▶ Instructions for the task: Each entry below must be repeated exactly, with pictures left out.

******************************

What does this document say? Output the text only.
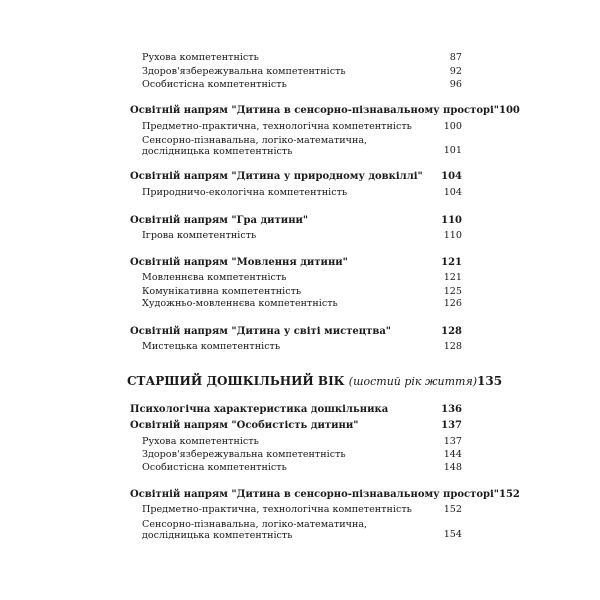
Рухова компетентність	87
Здоров'язбережувальна компетентність	92
Особистісна компетентність	96
Освітній напрям "Дитина в сенсорно-пізнавальному просторі" 100
Предметно-практична, технологічна компетентність	100
Сенсорно-пізнавальна, логіко-математична,
дослідницька компетентність	101
Освітній напрям "Дитина у природному довкіллі"	104
Природничо-екологічна компетентність	104
Освітній напрям "Гра дитини"	110
Ігрова компетентність	110
Освітній напрям "Мовлення дитини"	121
Мовленнєва компетентність	121
Комунікативна компетентність	125
Художньо-мовленнєва компетентність	126
Освітній напрям "Дитина у світі мистецтва"	128
Мистецька компетентність	128
СТАРШИЙ ДОШКІЛЬНИЙ ВІК (шостий рік життя) 135
Психологічна характеристика дошкільника	136
Освітній напрям "Особистість дитини"	137
Рухова компетентність	137
Здоров'язбережувальна компетентність	144
Особистісна компетентність	148
Освітній напрям "Дитина в сенсорно-пізнавальному просторі" 152
Предметно-практична, технологічна компетентність	152
Сенсорно-пізнавальна, логіко-математична,
дослідницька компетентність	154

******************************

▶ Result of the task:
What does this document say? Output the text only.
Рухова компетентність	87
Здоров'язбережувальна компетентність	92
Особистісна компетентність	96
Освітній напрям "Дитина в сенсорно-пізнавальному просторі" 100
Предметно-практична, технологічна компетентність	100
Сенсорно-пізнавальна, логіко-математична,
дослідницька компетентність	101
Освітній напрям "Дитина у природному довкіллі"	104
Природничо-екологічна компетентність	104
Освітній напрям "Гра дитини"	110
Ігрова компетентність	110
Освітній напрям "Мовлення дитини"	121
Мовленнєва компетентність	121
Комунікативна компетентність	125
Художньо-мовленнєва компетентність	126
Освітній напрям "Дитина у світі мистецтва"	128
Мистецька компетентність	128
СТАРШИЙ ДОШКІЛЬНИЙ ВІК (шостий рік життя) 135
Психологічна характеристика дошкільника	136
Освітній напрям "Особистість дитини"	137
Рухова компетентність	137
Здоров'язбережувальна компетентність	144
Особистісна компетентність	148
Освітній напрям "Дитина в сенсорно-пізнавальному просторі" 152
Предметно-практична, технологічна компетентність	152
Сенсорно-пізнавальна, логіко-математична,
дослідницька компетентність	154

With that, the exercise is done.